Collected data
· · · ·

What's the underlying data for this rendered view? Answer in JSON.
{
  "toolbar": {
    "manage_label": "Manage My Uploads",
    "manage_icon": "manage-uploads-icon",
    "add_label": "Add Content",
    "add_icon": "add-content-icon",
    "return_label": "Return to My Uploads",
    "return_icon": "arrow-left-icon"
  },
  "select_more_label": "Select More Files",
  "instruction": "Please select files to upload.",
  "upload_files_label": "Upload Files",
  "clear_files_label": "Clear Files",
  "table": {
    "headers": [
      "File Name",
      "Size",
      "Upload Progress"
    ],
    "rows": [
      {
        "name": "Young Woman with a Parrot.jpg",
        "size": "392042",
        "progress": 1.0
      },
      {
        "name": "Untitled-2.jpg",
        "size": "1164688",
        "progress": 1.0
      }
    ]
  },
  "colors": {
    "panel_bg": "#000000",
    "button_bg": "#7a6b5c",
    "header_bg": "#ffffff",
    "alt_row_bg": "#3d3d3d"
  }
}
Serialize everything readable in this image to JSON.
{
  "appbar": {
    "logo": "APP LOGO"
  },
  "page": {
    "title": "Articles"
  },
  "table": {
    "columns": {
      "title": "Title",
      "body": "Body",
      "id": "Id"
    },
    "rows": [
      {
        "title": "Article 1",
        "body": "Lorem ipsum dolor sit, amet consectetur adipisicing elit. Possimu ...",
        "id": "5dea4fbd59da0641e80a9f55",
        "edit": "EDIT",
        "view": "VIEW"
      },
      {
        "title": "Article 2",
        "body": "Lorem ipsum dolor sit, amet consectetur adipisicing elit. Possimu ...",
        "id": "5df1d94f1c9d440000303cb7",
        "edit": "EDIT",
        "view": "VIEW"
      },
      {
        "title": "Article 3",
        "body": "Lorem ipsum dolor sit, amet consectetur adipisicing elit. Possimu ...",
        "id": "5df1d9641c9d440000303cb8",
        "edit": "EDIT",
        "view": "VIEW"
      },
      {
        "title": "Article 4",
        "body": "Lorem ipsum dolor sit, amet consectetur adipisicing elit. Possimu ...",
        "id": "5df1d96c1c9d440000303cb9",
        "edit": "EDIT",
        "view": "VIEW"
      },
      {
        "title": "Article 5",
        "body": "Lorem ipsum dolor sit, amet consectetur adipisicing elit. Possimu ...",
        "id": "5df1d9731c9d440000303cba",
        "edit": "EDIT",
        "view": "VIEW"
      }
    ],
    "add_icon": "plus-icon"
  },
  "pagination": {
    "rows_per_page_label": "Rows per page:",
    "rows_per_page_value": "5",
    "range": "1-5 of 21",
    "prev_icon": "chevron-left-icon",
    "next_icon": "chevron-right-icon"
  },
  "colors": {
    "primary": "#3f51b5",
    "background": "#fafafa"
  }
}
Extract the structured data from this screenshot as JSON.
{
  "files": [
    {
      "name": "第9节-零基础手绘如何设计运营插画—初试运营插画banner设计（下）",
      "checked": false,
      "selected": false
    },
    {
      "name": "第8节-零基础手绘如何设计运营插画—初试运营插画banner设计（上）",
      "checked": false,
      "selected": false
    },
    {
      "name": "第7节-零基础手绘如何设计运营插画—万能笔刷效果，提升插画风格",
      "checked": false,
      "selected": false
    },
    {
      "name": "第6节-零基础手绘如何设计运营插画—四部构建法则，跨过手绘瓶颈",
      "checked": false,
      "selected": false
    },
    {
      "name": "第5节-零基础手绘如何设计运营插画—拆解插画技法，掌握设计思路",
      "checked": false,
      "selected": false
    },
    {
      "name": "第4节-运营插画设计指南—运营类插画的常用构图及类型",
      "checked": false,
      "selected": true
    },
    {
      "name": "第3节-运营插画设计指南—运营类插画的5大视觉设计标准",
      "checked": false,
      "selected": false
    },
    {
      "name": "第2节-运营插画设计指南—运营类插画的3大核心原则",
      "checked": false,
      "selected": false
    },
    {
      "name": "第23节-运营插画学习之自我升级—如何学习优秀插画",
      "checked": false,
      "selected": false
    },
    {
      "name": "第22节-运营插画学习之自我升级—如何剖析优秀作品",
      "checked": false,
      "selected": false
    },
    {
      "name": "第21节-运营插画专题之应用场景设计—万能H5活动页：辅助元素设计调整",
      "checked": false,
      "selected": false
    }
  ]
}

· · · ·

## Required work
Exactly reproduce every line of the data above.

## Solution for this exercise
What's the underlying data for this rendered view? Answer in JSON.
{
  "toolbar": {
    "manage_label": "Manage My Uploads",
    "manage_icon": "manage-uploads-icon",
    "add_label": "Add Content",
    "add_icon": "add-content-icon",
    "return_label": "Return to My Uploads",
    "return_icon": "arrow-left-icon"
  },
  "select_more_label": "Select More Files",
  "instruction": "Please select files to upload.",
  "upload_files_label": "Upload Files",
  "clear_files_label": "Clear Files",
  "table": {
    "headers": [
      "File Name",
      "Size",
      "Upload Progress"
    ],
    "rows": [
      {
        "name": "Young Woman with a Parrot.jpg",
        "size": "392042",
        "progress": 1.0
      },
      {
        "name": "Untitled-2.jpg",
        "size": "1164688",
        "progress": 1.0
      }
    ]
  },
  "colors": {
    "panel_bg": "#000000",
    "button_bg": "#7a6b5c",
    "header_bg": "#ffffff",
    "alt_row_bg": "#3d3d3d"
  }
}
Serialize everything readable in this image to JSON.
{
  "appbar": {
    "logo": "APP LOGO"
  },
  "page": {
    "title": "Articles"
  },
  "table": {
    "columns": {
      "title": "Title",
      "body": "Body",
      "id": "Id"
    },
    "rows": [
      {
        "title": "Article 1",
        "body": "Lorem ipsum dolor sit, amet consectetur adipisicing elit. Possimu ...",
        "id": "5dea4fbd59da0641e80a9f55",
        "edit": "EDIT",
        "view": "VIEW"
      },
      {
        "title": "Article 2",
        "body": "Lorem ipsum dolor sit, amet consectetur adipisicing elit. Possimu ...",
        "id": "5df1d94f1c9d440000303cb7",
        "edit": "EDIT",
        "view": "VIEW"
      },
      {
        "title": "Article 3",
        "body": "Lorem ipsum dolor sit, amet consectetur adipisicing elit. Possimu ...",
        "id": "5df1d9641c9d440000303cb8",
        "edit": "EDIT",
        "view": "VIEW"
      },
      {
        "title": "Article 4",
        "body": "Lorem ipsum dolor sit, amet consectetur adipisicing elit. Possimu ...",
        "id": "5df1d96c1c9d440000303cb9",
        "edit": "EDIT",
        "view": "VIEW"
      },
      {
        "title": "Article 5",
        "body": "Lorem ipsum dolor sit, amet consectetur adipisicing elit. Possimu ...",
        "id": "5df1d9731c9d440000303cba",
        "edit": "EDIT",
        "view": "VIEW"
      }
    ],
    "add_icon": "plus-icon"
  },
  "pagination": {
    "rows_per_page_label": "Rows per page:",
    "rows_per_page_value": "5",
    "range": "1-5 of 21",
    "prev_icon": "chevron-left-icon",
    "next_icon": "chevron-right-icon"
  },
  "colors": {
    "primary": "#3f51b5",
    "background": "#fafafa"
  }
}
Extract the structured data from this screenshot as JSON.
{
  "files": [
    {
      "name": "第9节-零基础手绘如何设计运营插画—初试运营插画banner设计（下）",
      "checked": false,
      "selected": false
    },
    {
      "name": "第8节-零基础手绘如何设计运营插画—初试运营插画banner设计（上）",
      "checked": false,
      "selected": false
    },
    {
      "name": "第7节-零基础手绘如何设计运营插画—万能笔刷效果，提升插画风格",
      "checked": false,
      "selected": false
    },
    {
      "name": "第6节-零基础手绘如何设计运营插画—四部构建法则，跨过手绘瓶颈",
      "checked": false,
      "selected": false
    },
    {
      "name": "第5节-零基础手绘如何设计运营插画—拆解插画技法，掌握设计思路",
      "checked": false,
      "selected": false
    },
    {
      "name": "第4节-运营插画设计指南—运营类插画的常用构图及类型",
      "checked": false,
      "selected": true
    },
    {
      "name": "第3节-运营插画设计指南—运营类插画的5大视觉设计标准",
      "checked": false,
      "selected": false
    },
    {
      "name": "第2节-运营插画设计指南—运营类插画的3大核心原则",
      "checked": false,
      "selected": false
    },
    {
      "name": "第23节-运营插画学习之自我升级—如何学习优秀插画",
      "checked": false,
      "selected": false
    },
    {
      "name": "第22节-运营插画学习之自我升级—如何剖析优秀作品",
      "checked": false,
      "selected": false
    },
    {
      "name": "第21节-运营插画专题之应用场景设计—万能H5活动页：辅助元素设计调整",
      "checked": false,
      "selected": false
    }
  ]
}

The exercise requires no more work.